- _Work to do_:
Copy out the whole listing exactly as written, leaving the pictures behind.

- _The data_:

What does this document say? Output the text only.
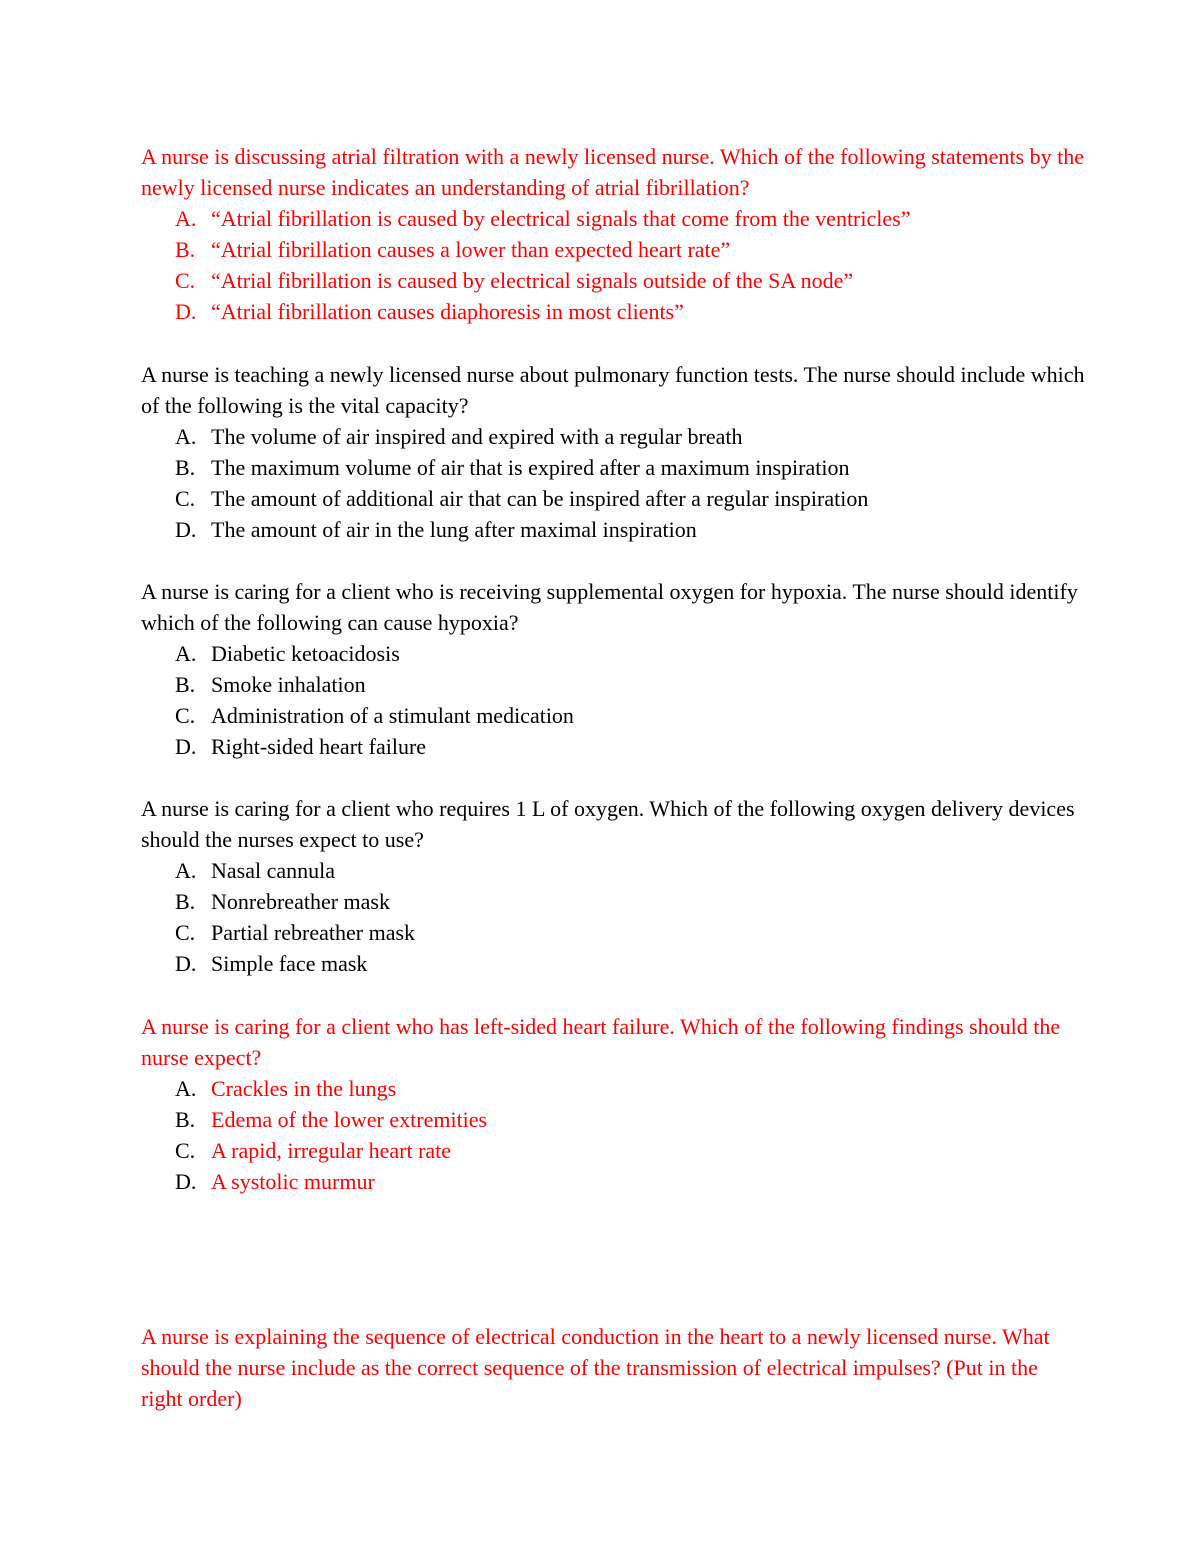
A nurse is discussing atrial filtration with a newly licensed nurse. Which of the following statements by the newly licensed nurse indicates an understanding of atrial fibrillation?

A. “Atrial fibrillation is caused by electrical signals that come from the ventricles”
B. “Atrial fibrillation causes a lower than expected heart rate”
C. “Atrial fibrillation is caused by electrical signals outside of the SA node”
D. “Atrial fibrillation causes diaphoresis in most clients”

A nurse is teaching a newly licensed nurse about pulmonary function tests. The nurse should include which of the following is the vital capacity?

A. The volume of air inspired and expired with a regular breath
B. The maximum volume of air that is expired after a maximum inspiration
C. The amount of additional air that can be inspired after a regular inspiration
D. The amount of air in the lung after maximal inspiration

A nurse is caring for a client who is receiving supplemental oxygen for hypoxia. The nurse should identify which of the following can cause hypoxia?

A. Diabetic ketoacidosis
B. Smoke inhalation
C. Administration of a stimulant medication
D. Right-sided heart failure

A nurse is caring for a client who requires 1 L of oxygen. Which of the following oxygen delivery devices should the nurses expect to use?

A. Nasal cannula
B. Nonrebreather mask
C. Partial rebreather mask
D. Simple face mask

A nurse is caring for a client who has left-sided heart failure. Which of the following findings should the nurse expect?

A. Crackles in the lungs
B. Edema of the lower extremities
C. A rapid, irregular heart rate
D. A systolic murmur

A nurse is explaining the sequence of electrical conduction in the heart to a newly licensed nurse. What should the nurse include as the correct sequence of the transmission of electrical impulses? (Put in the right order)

- _In response_:
What does this document say? Output the text only.
A nurse is discussing atrial filtration with a newly licensed nurse. Which of the following statements by the newly licensed nurse indicates an understanding of atrial fibrillation?

A. “Atrial fibrillation is caused by electrical signals that come from the ventricles”
B. “Atrial fibrillation causes a lower than expected heart rate”
C. “Atrial fibrillation is caused by electrical signals outside of the SA node”
D. “Atrial fibrillation causes diaphoresis in most clients”

A nurse is teaching a newly licensed nurse about pulmonary function tests. The nurse should include which of the following is the vital capacity?

A. The volume of air inspired and expired with a regular breath
B. The maximum volume of air that is expired after a maximum inspiration
C. The amount of additional air that can be inspired after a regular inspiration
D. The amount of air in the lung after maximal inspiration

A nurse is caring for a client who is receiving supplemental oxygen for hypoxia. The nurse should identify which of the following can cause hypoxia?

A. Diabetic ketoacidosis
B. Smoke inhalation
C. Administration of a stimulant medication
D. Right-sided heart failure

A nurse is caring for a client who requires 1 L of oxygen. Which of the following oxygen delivery devices should the nurses expect to use?

A. Nasal cannula
B. Nonrebreather mask
C. Partial rebreather mask
D. Simple face mask

A nurse is caring for a client who has left-sided heart failure. Which of the following findings should the nurse expect?

A. Crackles in the lungs
B. Edema of the lower extremities
C. A rapid, irregular heart rate
D. A systolic murmur

A nurse is explaining the sequence of electrical conduction in the heart to a newly licensed nurse. What should the nurse include as the correct sequence of the transmission of electrical impulses? (Put in the right order)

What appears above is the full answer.